WRITTEN INSTRUCTION —
Copy all lines holding the word "Brustbild" from the entries.

MATERIAL FOR THE TASK —
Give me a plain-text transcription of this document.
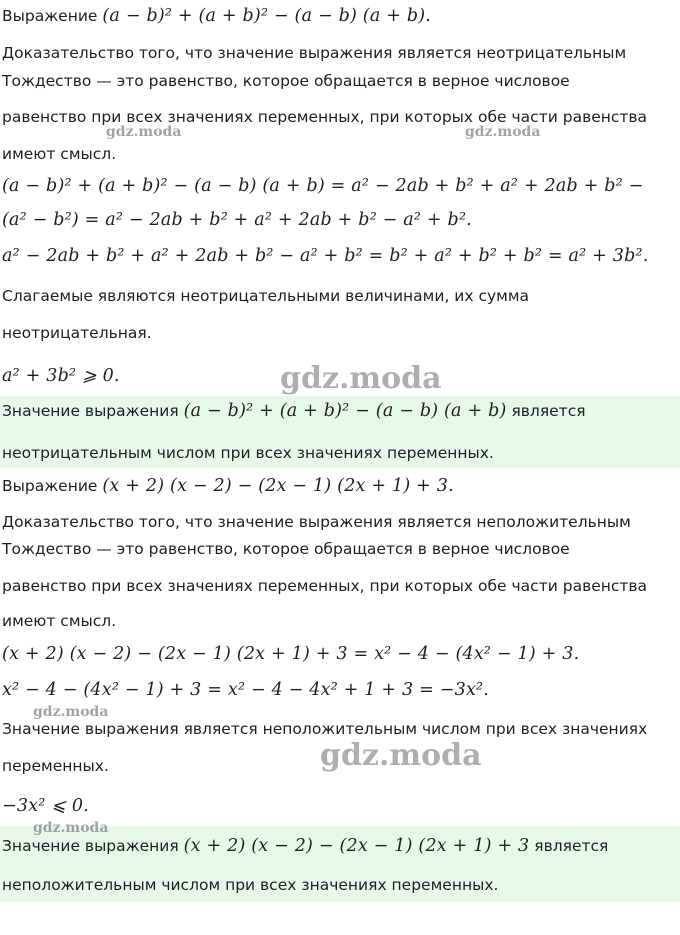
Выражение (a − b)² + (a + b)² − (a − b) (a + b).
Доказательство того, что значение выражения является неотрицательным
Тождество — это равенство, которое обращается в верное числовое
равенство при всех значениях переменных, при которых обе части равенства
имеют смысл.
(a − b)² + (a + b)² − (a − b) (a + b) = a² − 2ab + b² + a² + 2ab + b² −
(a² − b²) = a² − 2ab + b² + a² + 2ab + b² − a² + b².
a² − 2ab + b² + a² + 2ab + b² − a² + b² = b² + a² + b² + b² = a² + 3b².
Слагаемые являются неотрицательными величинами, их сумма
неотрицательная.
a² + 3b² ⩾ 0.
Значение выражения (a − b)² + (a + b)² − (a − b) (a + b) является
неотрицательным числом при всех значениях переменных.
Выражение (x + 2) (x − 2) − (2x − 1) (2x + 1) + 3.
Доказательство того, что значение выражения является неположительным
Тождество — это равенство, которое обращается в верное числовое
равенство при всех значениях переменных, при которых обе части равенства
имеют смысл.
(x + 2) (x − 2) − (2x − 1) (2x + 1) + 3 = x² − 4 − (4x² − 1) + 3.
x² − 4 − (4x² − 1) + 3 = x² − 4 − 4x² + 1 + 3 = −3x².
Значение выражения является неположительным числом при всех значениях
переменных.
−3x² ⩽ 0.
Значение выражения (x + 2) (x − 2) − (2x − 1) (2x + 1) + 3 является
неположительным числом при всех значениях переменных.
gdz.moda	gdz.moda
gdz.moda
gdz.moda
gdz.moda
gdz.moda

--

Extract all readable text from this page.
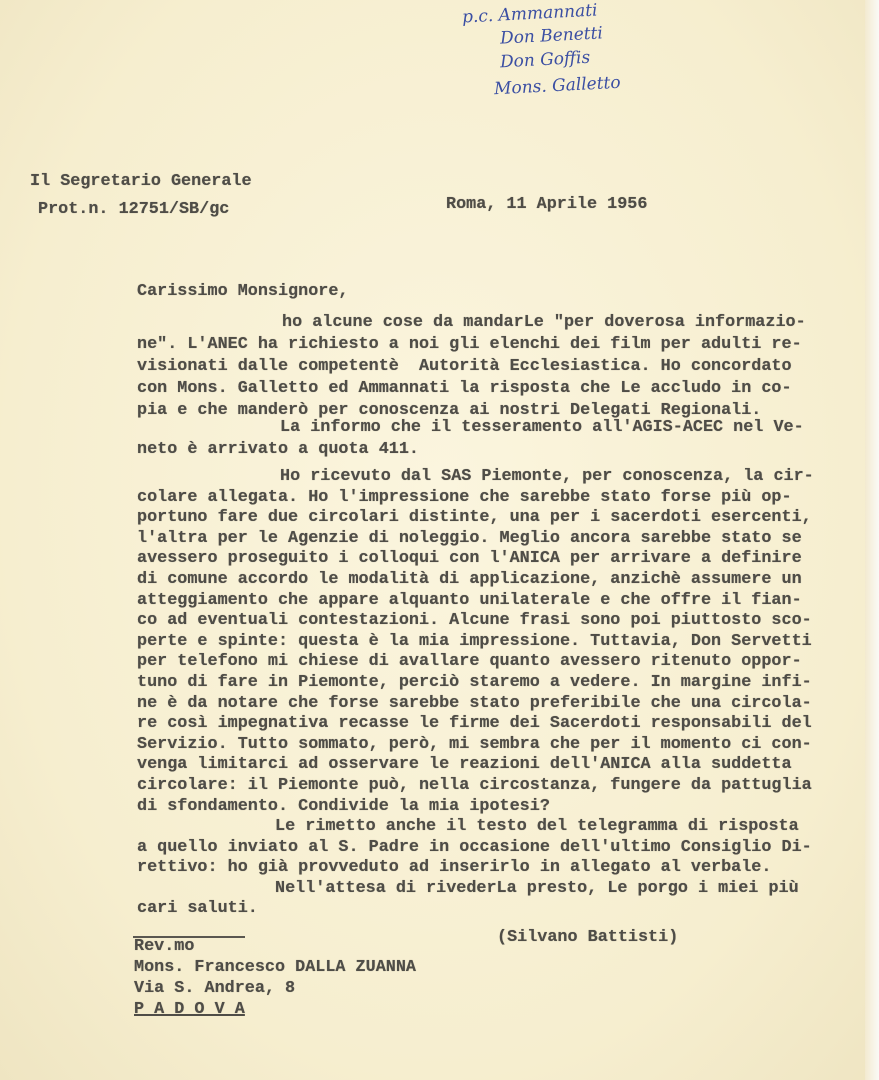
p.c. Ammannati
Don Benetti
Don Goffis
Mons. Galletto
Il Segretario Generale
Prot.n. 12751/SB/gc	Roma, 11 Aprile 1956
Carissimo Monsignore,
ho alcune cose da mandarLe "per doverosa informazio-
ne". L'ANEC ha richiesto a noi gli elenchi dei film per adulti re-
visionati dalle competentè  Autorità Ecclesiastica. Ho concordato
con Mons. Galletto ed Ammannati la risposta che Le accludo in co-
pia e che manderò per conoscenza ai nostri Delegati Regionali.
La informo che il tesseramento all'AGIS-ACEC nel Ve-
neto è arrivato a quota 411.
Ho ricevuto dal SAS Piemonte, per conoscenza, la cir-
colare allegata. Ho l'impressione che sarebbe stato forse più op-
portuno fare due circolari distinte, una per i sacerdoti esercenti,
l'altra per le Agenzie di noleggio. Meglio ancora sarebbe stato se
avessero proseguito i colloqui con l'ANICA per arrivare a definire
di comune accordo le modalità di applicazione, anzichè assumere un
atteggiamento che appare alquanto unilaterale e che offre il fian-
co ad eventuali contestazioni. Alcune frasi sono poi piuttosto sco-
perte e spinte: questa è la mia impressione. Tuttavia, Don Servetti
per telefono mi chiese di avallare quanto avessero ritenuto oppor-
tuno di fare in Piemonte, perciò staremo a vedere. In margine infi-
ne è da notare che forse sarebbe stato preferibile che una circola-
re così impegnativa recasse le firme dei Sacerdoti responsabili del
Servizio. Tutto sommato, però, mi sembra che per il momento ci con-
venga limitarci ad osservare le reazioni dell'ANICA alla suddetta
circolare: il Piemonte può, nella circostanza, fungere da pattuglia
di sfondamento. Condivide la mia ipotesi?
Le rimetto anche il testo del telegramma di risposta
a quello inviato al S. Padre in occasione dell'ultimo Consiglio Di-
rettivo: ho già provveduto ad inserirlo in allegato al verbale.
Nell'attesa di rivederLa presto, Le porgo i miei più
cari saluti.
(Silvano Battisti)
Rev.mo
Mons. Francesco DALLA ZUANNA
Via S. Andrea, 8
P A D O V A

---

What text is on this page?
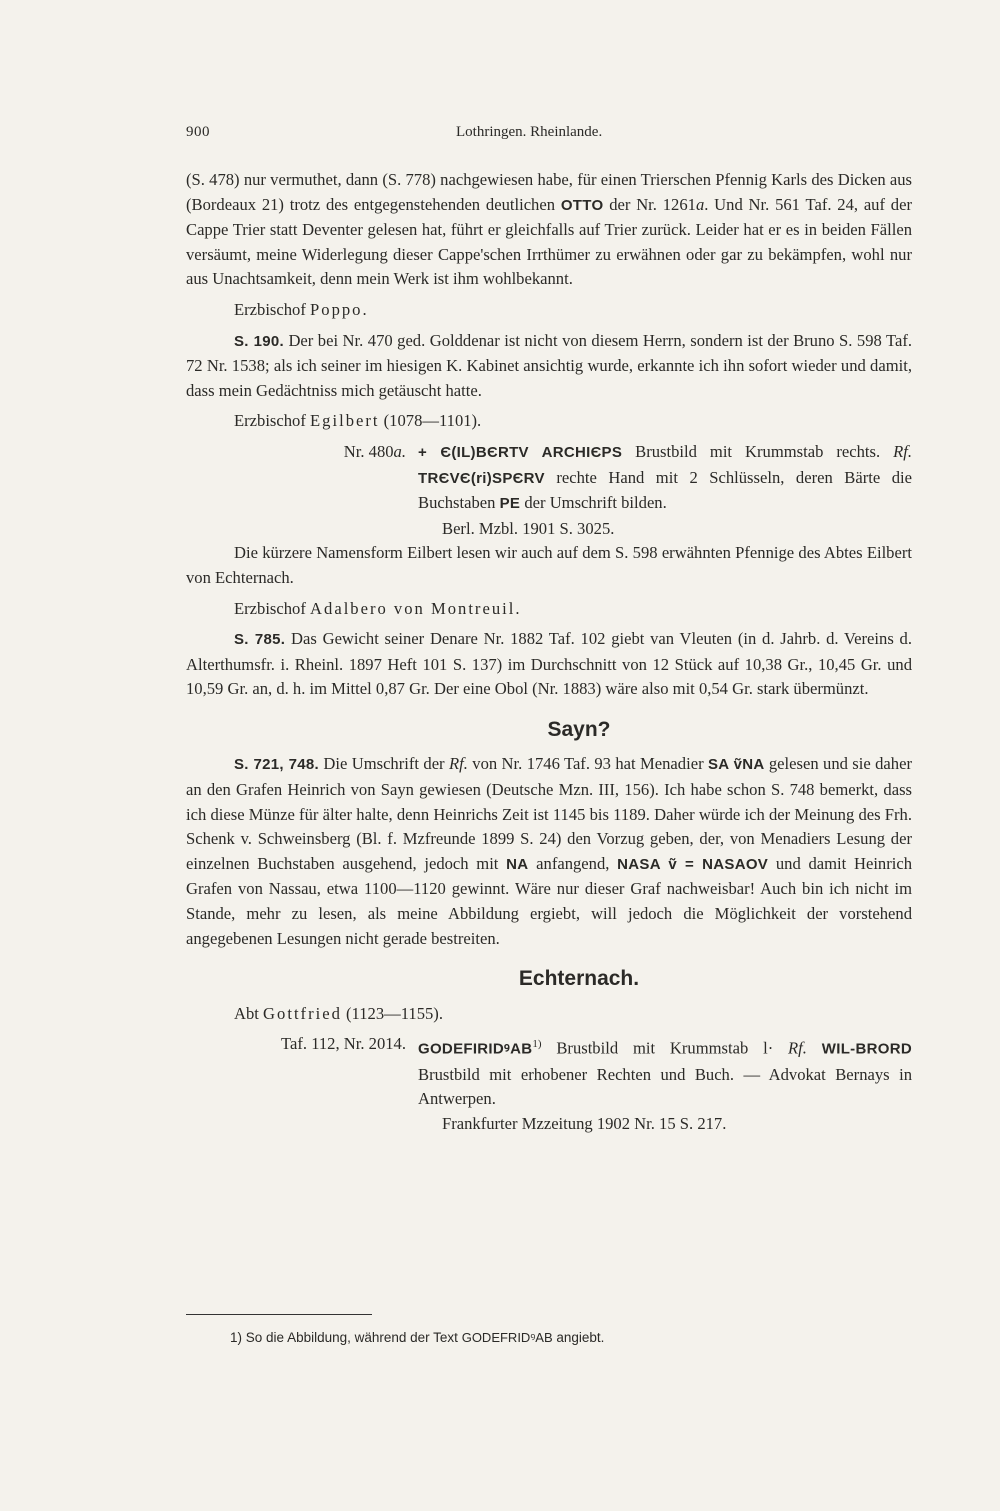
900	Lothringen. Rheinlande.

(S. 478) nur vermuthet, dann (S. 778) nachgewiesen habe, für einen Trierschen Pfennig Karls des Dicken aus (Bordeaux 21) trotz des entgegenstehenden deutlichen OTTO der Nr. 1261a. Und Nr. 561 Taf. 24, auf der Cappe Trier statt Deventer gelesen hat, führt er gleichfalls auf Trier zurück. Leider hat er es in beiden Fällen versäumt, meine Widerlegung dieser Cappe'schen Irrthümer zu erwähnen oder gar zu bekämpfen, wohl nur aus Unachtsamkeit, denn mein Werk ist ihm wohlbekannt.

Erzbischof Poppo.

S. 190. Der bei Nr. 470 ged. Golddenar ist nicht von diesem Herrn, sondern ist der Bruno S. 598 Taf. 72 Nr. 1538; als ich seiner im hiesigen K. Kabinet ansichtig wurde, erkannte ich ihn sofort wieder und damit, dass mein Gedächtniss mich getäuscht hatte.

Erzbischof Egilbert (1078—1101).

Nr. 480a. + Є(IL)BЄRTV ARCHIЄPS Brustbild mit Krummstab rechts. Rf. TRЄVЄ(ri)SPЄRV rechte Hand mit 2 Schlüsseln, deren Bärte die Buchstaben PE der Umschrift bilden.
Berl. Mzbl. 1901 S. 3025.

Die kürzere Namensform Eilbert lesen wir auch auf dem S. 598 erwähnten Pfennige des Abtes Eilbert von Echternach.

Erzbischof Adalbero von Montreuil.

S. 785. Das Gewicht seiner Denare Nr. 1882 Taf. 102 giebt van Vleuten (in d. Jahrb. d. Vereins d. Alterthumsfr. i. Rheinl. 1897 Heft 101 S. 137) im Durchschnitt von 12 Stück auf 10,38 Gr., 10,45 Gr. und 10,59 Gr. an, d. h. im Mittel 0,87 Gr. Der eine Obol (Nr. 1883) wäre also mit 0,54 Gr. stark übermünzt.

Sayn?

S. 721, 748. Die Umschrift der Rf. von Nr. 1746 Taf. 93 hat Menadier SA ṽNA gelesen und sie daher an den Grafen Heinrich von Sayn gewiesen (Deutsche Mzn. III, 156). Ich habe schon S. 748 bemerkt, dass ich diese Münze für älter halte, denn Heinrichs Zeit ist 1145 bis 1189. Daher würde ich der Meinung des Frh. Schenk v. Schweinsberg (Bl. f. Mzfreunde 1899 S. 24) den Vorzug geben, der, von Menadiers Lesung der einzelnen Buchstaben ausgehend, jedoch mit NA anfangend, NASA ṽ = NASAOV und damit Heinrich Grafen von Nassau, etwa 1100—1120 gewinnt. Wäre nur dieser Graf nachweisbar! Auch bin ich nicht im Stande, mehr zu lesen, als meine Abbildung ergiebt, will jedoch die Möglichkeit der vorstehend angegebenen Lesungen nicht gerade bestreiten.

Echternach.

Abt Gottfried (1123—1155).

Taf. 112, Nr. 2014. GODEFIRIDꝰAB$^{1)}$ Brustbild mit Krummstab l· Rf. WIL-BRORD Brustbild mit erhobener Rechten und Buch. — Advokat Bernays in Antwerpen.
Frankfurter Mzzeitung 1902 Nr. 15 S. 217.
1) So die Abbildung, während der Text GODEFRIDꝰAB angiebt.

SOLVED PROBLEM —
Nr. 480a. + Є(IL)BЄRTV ARCHIЄPS Brustbild mit Krummstab rechts. Rf. TRЄVЄ(ri)SPЄRV rechte Hand mit 2 Schlüsseln, deren Bärte die Buchstaben PE der Umschrift bilden.
Taf. 112, Nr. 2014. GODEFIRIDꝰAB$^{1)}$ Brustbild mit Krummstab l· Rf. WIL-BRORD Brustbild mit erhobener Rechten und Buch. — Advokat Bernays in Antwerpen.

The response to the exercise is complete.